YOUR TASK — The lines to be copied run from the one containing "OCR this image." to the end of the material below; reproduce them exactly, including both ends, and nothing more.

-- Start of DATASET CONTENT --

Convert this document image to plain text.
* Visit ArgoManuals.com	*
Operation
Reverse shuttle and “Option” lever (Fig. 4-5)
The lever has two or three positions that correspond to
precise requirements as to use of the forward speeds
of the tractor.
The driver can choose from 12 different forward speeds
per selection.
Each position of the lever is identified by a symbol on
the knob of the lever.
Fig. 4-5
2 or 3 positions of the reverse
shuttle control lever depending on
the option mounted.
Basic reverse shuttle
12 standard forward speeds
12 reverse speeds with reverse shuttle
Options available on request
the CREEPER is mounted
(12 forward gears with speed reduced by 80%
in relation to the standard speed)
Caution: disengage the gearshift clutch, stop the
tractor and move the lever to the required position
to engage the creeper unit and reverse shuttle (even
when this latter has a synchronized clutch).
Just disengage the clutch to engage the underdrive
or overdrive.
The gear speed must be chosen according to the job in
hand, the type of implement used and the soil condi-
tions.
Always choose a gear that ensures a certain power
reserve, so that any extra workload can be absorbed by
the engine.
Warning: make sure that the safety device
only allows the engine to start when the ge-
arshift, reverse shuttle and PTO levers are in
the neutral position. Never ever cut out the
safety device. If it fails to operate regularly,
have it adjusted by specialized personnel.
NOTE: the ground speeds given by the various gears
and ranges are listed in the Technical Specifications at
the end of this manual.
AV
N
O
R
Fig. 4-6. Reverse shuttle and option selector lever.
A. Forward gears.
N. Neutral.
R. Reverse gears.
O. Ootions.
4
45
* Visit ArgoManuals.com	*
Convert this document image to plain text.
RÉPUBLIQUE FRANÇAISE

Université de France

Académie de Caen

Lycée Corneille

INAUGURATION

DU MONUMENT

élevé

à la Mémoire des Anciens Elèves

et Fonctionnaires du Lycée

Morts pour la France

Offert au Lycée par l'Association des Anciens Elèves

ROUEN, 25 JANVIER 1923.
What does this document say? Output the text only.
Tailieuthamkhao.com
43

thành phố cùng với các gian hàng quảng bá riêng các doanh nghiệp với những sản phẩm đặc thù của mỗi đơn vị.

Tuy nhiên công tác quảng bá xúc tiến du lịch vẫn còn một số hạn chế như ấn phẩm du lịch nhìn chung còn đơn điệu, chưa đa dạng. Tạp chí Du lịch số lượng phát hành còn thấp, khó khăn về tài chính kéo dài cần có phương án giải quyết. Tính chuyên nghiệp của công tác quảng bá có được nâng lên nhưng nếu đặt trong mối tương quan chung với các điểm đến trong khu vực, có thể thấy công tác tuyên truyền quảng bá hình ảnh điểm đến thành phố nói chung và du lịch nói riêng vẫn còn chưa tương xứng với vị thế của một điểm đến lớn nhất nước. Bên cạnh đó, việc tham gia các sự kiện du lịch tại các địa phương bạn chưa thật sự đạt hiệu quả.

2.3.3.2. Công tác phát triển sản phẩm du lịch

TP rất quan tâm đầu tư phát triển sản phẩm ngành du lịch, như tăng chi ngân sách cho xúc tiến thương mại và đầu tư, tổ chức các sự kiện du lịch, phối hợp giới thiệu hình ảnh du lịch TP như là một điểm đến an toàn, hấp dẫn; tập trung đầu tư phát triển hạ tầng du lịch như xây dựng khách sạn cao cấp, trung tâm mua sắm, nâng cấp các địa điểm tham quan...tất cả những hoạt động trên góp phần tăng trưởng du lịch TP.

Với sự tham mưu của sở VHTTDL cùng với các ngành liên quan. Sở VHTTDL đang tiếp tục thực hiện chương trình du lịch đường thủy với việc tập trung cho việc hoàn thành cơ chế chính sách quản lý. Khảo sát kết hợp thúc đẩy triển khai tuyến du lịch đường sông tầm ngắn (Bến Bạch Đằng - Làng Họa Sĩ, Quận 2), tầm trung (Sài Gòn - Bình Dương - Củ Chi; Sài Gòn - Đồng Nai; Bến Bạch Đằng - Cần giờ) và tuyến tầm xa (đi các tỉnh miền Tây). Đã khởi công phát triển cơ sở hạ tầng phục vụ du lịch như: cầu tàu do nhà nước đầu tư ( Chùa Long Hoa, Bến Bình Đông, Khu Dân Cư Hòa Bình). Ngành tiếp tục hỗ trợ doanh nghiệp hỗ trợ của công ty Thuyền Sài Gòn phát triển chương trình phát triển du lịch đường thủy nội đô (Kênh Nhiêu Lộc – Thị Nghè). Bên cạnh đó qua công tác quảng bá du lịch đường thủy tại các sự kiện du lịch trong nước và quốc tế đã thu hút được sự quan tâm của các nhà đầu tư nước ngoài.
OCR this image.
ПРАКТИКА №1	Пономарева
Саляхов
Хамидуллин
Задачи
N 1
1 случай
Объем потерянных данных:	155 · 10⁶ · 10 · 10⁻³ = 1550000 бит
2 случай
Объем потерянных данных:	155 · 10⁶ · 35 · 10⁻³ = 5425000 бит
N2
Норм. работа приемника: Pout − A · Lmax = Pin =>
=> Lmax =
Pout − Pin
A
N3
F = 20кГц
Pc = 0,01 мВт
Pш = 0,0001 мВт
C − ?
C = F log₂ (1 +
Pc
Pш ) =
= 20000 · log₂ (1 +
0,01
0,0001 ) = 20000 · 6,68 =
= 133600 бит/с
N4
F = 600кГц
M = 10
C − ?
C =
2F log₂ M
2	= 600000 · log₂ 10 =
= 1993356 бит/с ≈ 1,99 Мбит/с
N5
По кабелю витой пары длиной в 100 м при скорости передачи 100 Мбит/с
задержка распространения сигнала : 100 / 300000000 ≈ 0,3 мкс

-- End of DATASET CONTENT --

FINISHED EXERCISE —
OCR this image.
ПРАКТИКА №1	Пономарева
Саляхов
Хамидуллин
Задачи
N 1
1 случай
Объем потерянных данных:	155 · 10⁶ · 10 · 10⁻³ = 1550000 бит
2 случай
Объем потерянных данных:	155 · 10⁶ · 35 · 10⁻³ = 5425000 бит
N2
Норм. работа приемника: Pout − A · Lmax = Pin =>
=> Lmax =
Pout − Pin
A
N3
F = 20кГц
Pc = 0,01 мВт
Pш = 0,0001 мВт
C − ?
C = F log₂ (1 +
Pc
Pш ) =
= 20000 · log₂ (1 +
0,01
0,0001 ) = 20000 · 6,68 =
= 133600 бит/с
N4
F = 600кГц
M = 10
C − ?
C =
2F log₂ M
2	= 600000 · log₂ 10 =
= 1993356 бит/с ≈ 1,99 Мбит/с
N5
По кабелю витой пары длиной в 100 м при скорости передачи 100 Мбит/с
задержка распространения сигнала : 100 / 300000000 ≈ 0,3 мкс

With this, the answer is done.